Provided records:

<<<<

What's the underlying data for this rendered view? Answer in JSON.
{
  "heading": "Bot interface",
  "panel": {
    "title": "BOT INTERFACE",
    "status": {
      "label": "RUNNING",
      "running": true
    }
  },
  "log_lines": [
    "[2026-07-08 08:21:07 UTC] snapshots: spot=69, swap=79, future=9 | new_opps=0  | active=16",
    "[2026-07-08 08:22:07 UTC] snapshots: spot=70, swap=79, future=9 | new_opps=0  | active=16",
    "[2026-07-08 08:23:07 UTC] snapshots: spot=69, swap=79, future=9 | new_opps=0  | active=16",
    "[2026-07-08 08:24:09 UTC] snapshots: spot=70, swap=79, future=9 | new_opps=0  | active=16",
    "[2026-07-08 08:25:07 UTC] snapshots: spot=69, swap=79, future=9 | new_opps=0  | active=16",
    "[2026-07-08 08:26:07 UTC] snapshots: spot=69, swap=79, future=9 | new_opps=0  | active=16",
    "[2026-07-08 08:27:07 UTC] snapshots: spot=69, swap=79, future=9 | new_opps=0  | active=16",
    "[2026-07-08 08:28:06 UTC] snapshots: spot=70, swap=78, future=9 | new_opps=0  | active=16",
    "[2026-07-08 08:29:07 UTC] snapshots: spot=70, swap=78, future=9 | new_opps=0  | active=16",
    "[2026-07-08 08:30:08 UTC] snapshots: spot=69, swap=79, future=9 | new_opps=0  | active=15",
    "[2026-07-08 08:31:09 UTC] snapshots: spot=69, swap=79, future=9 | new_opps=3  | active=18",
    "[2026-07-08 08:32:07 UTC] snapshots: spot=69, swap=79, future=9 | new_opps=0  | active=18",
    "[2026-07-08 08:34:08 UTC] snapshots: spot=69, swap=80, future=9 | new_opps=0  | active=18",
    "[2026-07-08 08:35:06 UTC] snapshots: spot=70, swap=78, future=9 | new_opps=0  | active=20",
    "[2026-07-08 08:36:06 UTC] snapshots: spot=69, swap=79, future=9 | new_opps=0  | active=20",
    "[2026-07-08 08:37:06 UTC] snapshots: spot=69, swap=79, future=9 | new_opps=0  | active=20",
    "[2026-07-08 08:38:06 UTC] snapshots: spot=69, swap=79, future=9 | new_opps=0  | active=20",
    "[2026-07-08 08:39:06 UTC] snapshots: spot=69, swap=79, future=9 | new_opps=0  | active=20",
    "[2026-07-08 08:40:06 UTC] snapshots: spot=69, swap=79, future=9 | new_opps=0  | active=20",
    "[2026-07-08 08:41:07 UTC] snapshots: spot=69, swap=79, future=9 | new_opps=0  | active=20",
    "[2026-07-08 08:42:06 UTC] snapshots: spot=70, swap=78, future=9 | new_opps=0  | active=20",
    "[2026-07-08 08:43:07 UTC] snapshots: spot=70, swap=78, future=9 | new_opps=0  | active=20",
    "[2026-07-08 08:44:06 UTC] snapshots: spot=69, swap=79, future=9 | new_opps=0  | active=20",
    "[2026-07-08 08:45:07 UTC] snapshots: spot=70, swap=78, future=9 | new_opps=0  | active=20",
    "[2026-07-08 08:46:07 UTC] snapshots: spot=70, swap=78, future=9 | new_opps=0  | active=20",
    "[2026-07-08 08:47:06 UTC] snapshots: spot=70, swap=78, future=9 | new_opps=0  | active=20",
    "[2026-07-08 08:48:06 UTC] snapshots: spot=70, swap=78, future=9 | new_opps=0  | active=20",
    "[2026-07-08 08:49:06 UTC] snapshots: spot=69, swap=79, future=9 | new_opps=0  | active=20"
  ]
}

>>>>

Stated exercise:
Output all of the data above without any alteration.

Worked answer:
What's the underlying data for this rendered view? Answer in JSON.
{
  "heading": "Bot interface",
  "panel": {
    "title": "BOT INTERFACE",
    "status": {
      "label": "RUNNING",
      "running": true
    }
  },
  "log_lines": [
    "[2026-07-08 08:21:07 UTC] snapshots: spot=69, swap=79, future=9 | new_opps=0  | active=16",
    "[2026-07-08 08:22:07 UTC] snapshots: spot=70, swap=79, future=9 | new_opps=0  | active=16",
    "[2026-07-08 08:23:07 UTC] snapshots: spot=69, swap=79, future=9 | new_opps=0  | active=16",
    "[2026-07-08 08:24:09 UTC] snapshots: spot=70, swap=79, future=9 | new_opps=0  | active=16",
    "[2026-07-08 08:25:07 UTC] snapshots: spot=69, swap=79, future=9 | new_opps=0  | active=16",
    "[2026-07-08 08:26:07 UTC] snapshots: spot=69, swap=79, future=9 | new_opps=0  | active=16",
    "[2026-07-08 08:27:07 UTC] snapshots: spot=69, swap=79, future=9 | new_opps=0  | active=16",
    "[2026-07-08 08:28:06 UTC] snapshots: spot=70, swap=78, future=9 | new_opps=0  | active=16",
    "[2026-07-08 08:29:07 UTC] snapshots: spot=70, swap=78, future=9 | new_opps=0  | active=16",
    "[2026-07-08 08:30:08 UTC] snapshots: spot=69, swap=79, future=9 | new_opps=0  | active=15",
    "[2026-07-08 08:31:09 UTC] snapshots: spot=69, swap=79, future=9 | new_opps=3  | active=18",
    "[2026-07-08 08:32:07 UTC] snapshots: spot=69, swap=79, future=9 | new_opps=0  | active=18",
    "[2026-07-08 08:34:08 UTC] snapshots: spot=69, swap=80, future=9 | new_opps=0  | active=18",
    "[2026-07-08 08:35:06 UTC] snapshots: spot=70, swap=78, future=9 | new_opps=0  | active=20",
    "[2026-07-08 08:36:06 UTC] snapshots: spot=69, swap=79, future=9 | new_opps=0  | active=20",
    "[2026-07-08 08:37:06 UTC] snapshots: spot=69, swap=79, future=9 | new_opps=0  | active=20",
    "[2026-07-08 08:38:06 UTC] snapshots: spot=69, swap=79, future=9 | new_opps=0  | active=20",
    "[2026-07-08 08:39:06 UTC] snapshots: spot=69, swap=79, future=9 | new_opps=0  | active=20",
    "[2026-07-08 08:40:06 UTC] snapshots: spot=69, swap=79, future=9 | new_opps=0  | active=20",
    "[2026-07-08 08:41:07 UTC] snapshots: spot=69, swap=79, future=9 | new_opps=0  | active=20",
    "[2026-07-08 08:42:06 UTC] snapshots: spot=70, swap=78, future=9 | new_opps=0  | active=20",
    "[2026-07-08 08:43:07 UTC] snapshots: spot=70, swap=78, future=9 | new_opps=0  | active=20",
    "[2026-07-08 08:44:06 UTC] snapshots: spot=69, swap=79, future=9 | new_opps=0  | active=20",
    "[2026-07-08 08:45:07 UTC] snapshots: spot=70, swap=78, future=9 | new_opps=0  | active=20",
    "[2026-07-08 08:46:07 UTC] snapshots: spot=70, swap=78, future=9 | new_opps=0  | active=20",
    "[2026-07-08 08:47:06 UTC] snapshots: spot=70, swap=78, future=9 | new_opps=0  | active=20",
    "[2026-07-08 08:48:06 UTC] snapshots: spot=70, swap=78, future=9 | new_opps=0  | active=20",
    "[2026-07-08 08:49:06 UTC] snapshots: spot=69, swap=79, future=9 | new_opps=0  | active=20"
  ]
}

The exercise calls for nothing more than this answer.